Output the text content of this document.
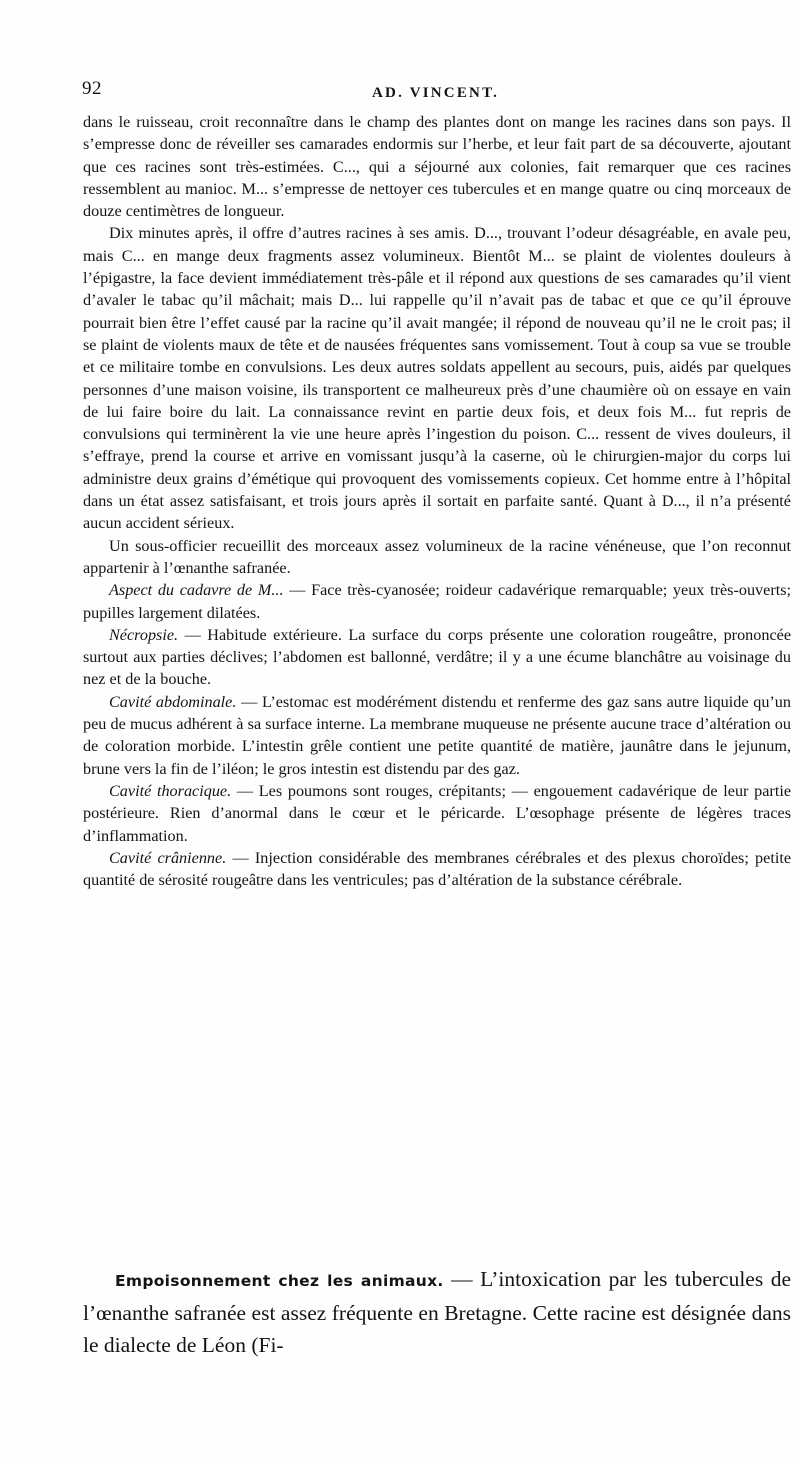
92	AD. VINCENT.

dans le ruisseau, croit reconnaître dans le champ des plantes dont on mange les racines dans son pays. Il s’empresse donc de réveiller ses camarades endormis sur l’herbe, et leur fait part de sa découverte, ajoutant que ces racines sont très-estimées. C..., qui a séjourné aux colonies, fait remarquer que ces racines ressemblent au manioc. M... s’empresse de nettoyer ces tubercules et en mange quatre ou cinq morceaux de douze centimètres de longueur.

Dix minutes après, il offre d’autres racines à ses amis. D..., trouvant l’odeur désagréable, en avale peu, mais C... en mange deux fragments assez volumineux. Bientôt M... se plaint de violentes douleurs à l’épigastre, la face devient immédiatement très-pâle et il répond aux questions de ses camarades qu’il vient d’avaler le tabac qu’il mâchait; mais D... lui rappelle qu’il n’avait pas de tabac et que ce qu’il éprouve pourrait bien être l’effet causé par la racine qu’il avait mangée; il répond de nouveau qu’il ne le croit pas; il se plaint de violents maux de tête et de nausées fréquentes sans vomissement. Tout à coup sa vue se trouble et ce militaire tombe en convulsions. Les deux autres soldats appellent au secours, puis, aidés par quelques personnes d’une maison voisine, ils transportent ce malheureux près d’une chaumière où on essaye en vain de lui faire boire du lait. La connaissance revint en partie deux fois, et deux fois M... fut repris de convulsions qui terminèrent la vie une heure après l’ingestion du poison. C... ressent de vives douleurs, il s’effraye, prend la course et arrive en vomissant jusqu’à la caserne, où le chirurgien-major du corps lui administre deux grains d’émétique qui provoquent des vomissements copieux. Cet homme entre à l’hôpital dans un état assez satisfaisant, et trois jours après il sortait en parfaite santé. Quant à D..., il n’a présenté aucun accident sérieux.

Un sous-officier recueillit des morceaux assez volumineux de la racine vénéneuse, que l’on reconnut appartenir à l’œnanthe safranée.

Aspect du cadavre de M... — Face très-cyanosée; roideur cadavérique remarquable; yeux très-ouverts; pupilles largement dilatées.

Nécropsie. — Habitude extérieure. La surface du corps présente une coloration rougeâtre, prononcée surtout aux parties déclives; l’abdomen est ballonné, verdâtre; il y a une écume blanchâtre au voisinage du nez et de la bouche.

Cavité abdominale. — L’estomac est modérément distendu et renferme des gaz sans autre liquide qu’un peu de mucus adhérent à sa surface interne. La membrane muqueuse ne présente aucune trace d’altération ou de coloration morbide. L’intestin grêle contient une petite quantité de matière, jaunâtre dans le jejunum, brune vers la fin de l’iléon; le gros intestin est distendu par des gaz.

Cavité thoracique. — Les poumons sont rouges, crépitants; — engouement cadavérique de leur partie postérieure. Rien d’anormal dans le cœur et le péricarde. L’œsophage présente de légères traces d’inflammation.

Cavité crânienne. — Injection considérable des membranes cérébrales et des plexus choroïdes; petite quantité de sérosité rougeâtre dans les ventricules; pas d’altération de la substance cérébrale.

Empoisonnement chez les animaux. — L’intoxication par les tubercules de l’œnanthe safranée est assez fréquente en Bretagne. Cette racine est désignée dans le dialecte de Léon (Fi-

+ + + +

• EXERCISE REQUIREMENTS: Reproduce the data above in full, exactly as it is, with the pictures left out.

• RESULT BELOW:
Output the text content of this document.
92	AD. VINCENT.

dans le ruisseau, croit reconnaître dans le champ des plantes dont on mange les racines dans son pays. Il s’empresse donc de réveiller ses camarades endormis sur l’herbe, et leur fait part de sa découverte, ajoutant que ces racines sont très-estimées. C..., qui a séjourné aux colonies, fait remarquer que ces racines ressemblent au manioc. M... s’empresse de nettoyer ces tubercules et en mange quatre ou cinq morceaux de douze centimètres de longueur.

Dix minutes après, il offre d’autres racines à ses amis. D..., trouvant l’odeur désagréable, en avale peu, mais C... en mange deux fragments assez volumineux. Bientôt M... se plaint de violentes douleurs à l’épigastre, la face devient immédiatement très-pâle et il répond aux questions de ses camarades qu’il vient d’avaler le tabac qu’il mâchait; mais D... lui rappelle qu’il n’avait pas de tabac et que ce qu’il éprouve pourrait bien être l’effet causé par la racine qu’il avait mangée; il répond de nouveau qu’il ne le croit pas; il se plaint de violents maux de tête et de nausées fréquentes sans vomissement. Tout à coup sa vue se trouble et ce militaire tombe en convulsions. Les deux autres soldats appellent au secours, puis, aidés par quelques personnes d’une maison voisine, ils transportent ce malheureux près d’une chaumière où on essaye en vain de lui faire boire du lait. La connaissance revint en partie deux fois, et deux fois M... fut repris de convulsions qui terminèrent la vie une heure après l’ingestion du poison. C... ressent de vives douleurs, il s’effraye, prend la course et arrive en vomissant jusqu’à la caserne, où le chirurgien-major du corps lui administre deux grains d’émétique qui provoquent des vomissements copieux. Cet homme entre à l’hôpital dans un état assez satisfaisant, et trois jours après il sortait en parfaite santé. Quant à D..., il n’a présenté aucun accident sérieux.

Un sous-officier recueillit des morceaux assez volumineux de la racine vénéneuse, que l’on reconnut appartenir à l’œnanthe safranée.

Aspect du cadavre de M... — Face très-cyanosée; roideur cadavérique remarquable; yeux très-ouverts; pupilles largement dilatées.

Nécropsie. — Habitude extérieure. La surface du corps présente une coloration rougeâtre, prononcée surtout aux parties déclives; l’abdomen est ballonné, verdâtre; il y a une écume blanchâtre au voisinage du nez et de la bouche.

Cavité abdominale. — L’estomac est modérément distendu et renferme des gaz sans autre liquide qu’un peu de mucus adhérent à sa surface interne. La membrane muqueuse ne présente aucune trace d’altération ou de coloration morbide. L’intestin grêle contient une petite quantité de matière, jaunâtre dans le jejunum, brune vers la fin de l’iléon; le gros intestin est distendu par des gaz.

Cavité thoracique. — Les poumons sont rouges, crépitants; — engouement cadavérique de leur partie postérieure. Rien d’anormal dans le cœur et le péricarde. L’œsophage présente de légères traces d’inflammation.

Cavité crânienne. — Injection considérable des membranes cérébrales et des plexus choroïdes; petite quantité de sérosité rougeâtre dans les ventricules; pas d’altération de la substance cérébrale.

Empoisonnement chez les animaux. — L’intoxication par les tubercules de l’œnanthe safranée est assez fréquente en Bretagne. Cette racine est désignée dans le dialecte de Léon (Fi-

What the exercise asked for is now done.